» **Work to be completed**
Reproduce all of the material exactly as shown.

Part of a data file
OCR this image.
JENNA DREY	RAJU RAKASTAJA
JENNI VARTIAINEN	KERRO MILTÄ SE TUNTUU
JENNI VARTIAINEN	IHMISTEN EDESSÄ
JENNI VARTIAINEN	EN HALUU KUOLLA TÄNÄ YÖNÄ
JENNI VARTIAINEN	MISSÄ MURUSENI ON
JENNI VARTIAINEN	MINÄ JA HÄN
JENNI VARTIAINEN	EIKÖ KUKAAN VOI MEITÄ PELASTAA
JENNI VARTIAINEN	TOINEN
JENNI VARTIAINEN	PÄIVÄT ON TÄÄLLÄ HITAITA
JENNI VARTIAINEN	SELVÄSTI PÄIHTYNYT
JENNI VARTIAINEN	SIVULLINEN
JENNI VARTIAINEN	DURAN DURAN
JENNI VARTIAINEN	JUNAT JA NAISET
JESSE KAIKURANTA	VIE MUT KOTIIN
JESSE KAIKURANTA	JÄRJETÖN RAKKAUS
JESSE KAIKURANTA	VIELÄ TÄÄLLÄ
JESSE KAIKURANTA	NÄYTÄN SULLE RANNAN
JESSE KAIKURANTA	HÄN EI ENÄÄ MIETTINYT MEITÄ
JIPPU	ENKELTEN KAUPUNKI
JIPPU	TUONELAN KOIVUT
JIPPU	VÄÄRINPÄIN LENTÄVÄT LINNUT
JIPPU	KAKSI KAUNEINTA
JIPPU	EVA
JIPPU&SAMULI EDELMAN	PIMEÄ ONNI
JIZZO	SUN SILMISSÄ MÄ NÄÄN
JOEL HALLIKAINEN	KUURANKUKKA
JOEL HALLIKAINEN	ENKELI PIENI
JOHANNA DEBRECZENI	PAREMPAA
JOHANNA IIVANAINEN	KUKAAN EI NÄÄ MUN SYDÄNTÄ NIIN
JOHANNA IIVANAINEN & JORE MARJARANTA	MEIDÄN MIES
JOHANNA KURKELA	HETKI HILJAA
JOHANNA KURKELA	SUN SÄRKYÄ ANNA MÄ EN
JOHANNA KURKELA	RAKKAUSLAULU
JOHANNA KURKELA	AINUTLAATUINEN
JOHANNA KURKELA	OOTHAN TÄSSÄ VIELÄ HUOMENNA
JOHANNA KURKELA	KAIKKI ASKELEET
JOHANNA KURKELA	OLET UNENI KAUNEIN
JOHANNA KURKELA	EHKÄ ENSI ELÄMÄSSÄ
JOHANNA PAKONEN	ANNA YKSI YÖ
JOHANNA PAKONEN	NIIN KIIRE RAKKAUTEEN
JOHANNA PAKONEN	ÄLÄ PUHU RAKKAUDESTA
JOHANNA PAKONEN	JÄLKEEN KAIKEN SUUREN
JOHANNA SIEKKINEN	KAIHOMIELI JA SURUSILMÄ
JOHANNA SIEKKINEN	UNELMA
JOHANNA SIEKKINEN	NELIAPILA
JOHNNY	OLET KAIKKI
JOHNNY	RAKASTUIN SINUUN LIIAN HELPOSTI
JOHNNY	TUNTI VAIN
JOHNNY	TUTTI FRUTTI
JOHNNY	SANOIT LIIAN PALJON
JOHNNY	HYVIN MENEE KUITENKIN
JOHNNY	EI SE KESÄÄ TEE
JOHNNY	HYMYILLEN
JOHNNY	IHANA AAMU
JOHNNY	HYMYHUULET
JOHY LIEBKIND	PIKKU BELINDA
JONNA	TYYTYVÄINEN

» **Response to the task**
OCR this image.
JENNA DREY	RAJU RAKASTAJA
JENNI VARTIAINEN	KERRO MILTÄ SE TUNTUU
JENNI VARTIAINEN	IHMISTEN EDESSÄ
JENNI VARTIAINEN	EN HALUU KUOLLA TÄNÄ YÖNÄ
JENNI VARTIAINEN	MISSÄ MURUSENI ON
JENNI VARTIAINEN	MINÄ JA HÄN
JENNI VARTIAINEN	EIKÖ KUKAAN VOI MEITÄ PELASTAA
JENNI VARTIAINEN	TOINEN
JENNI VARTIAINEN	PÄIVÄT ON TÄÄLLÄ HITAITA
JENNI VARTIAINEN	SELVÄSTI PÄIHTYNYT
JENNI VARTIAINEN	SIVULLINEN
JENNI VARTIAINEN	DURAN DURAN
JENNI VARTIAINEN	JUNAT JA NAISET
JESSE KAIKURANTA	VIE MUT KOTIIN
JESSE KAIKURANTA	JÄRJETÖN RAKKAUS
JESSE KAIKURANTA	VIELÄ TÄÄLLÄ
JESSE KAIKURANTA	NÄYTÄN SULLE RANNAN
JESSE KAIKURANTA	HÄN EI ENÄÄ MIETTINYT MEITÄ
JIPPU	ENKELTEN KAUPUNKI
JIPPU	TUONELAN KOIVUT
JIPPU	VÄÄRINPÄIN LENTÄVÄT LINNUT
JIPPU	KAKSI KAUNEINTA
JIPPU	EVA
JIPPU&SAMULI EDELMAN	PIMEÄ ONNI
JIZZO	SUN SILMISSÄ MÄ NÄÄN
JOEL HALLIKAINEN	KUURANKUKKA
JOEL HALLIKAINEN	ENKELI PIENI
JOHANNA DEBRECZENI	PAREMPAA
JOHANNA IIVANAINEN	KUKAAN EI NÄÄ MUN SYDÄNTÄ NIIN
JOHANNA IIVANAINEN & JORE MARJARANTA	MEIDÄN MIES
JOHANNA KURKELA	HETKI HILJAA
JOHANNA KURKELA	SUN SÄRKYÄ ANNA MÄ EN
JOHANNA KURKELA	RAKKAUSLAULU
JOHANNA KURKELA	AINUTLAATUINEN
JOHANNA KURKELA	OOTHAN TÄSSÄ VIELÄ HUOMENNA
JOHANNA KURKELA	KAIKKI ASKELEET
JOHANNA KURKELA	OLET UNENI KAUNEIN
JOHANNA KURKELA	EHKÄ ENSI ELÄMÄSSÄ
JOHANNA PAKONEN	ANNA YKSI YÖ
JOHANNA PAKONEN	NIIN KIIRE RAKKAUTEEN
JOHANNA PAKONEN	ÄLÄ PUHU RAKKAUDESTA
JOHANNA PAKONEN	JÄLKEEN KAIKEN SUUREN
JOHANNA SIEKKINEN	KAIHOMIELI JA SURUSILMÄ
JOHANNA SIEKKINEN	UNELMA
JOHANNA SIEKKINEN	NELIAPILA
JOHNNY	OLET KAIKKI
JOHNNY	RAKASTUIN SINUUN LIIAN HELPOSTI
JOHNNY	TUNTI VAIN
JOHNNY	TUTTI FRUTTI
JOHNNY	SANOIT LIIAN PALJON
JOHNNY	HYVIN MENEE KUITENKIN
JOHNNY	EI SE KESÄÄ TEE
JOHNNY	HYMYILLEN
JOHNNY	IHANA AAMU
JOHNNY	HYMYHUULET
JOHY LIEBKIND	PIKKU BELINDA
JONNA	TYYTYVÄINEN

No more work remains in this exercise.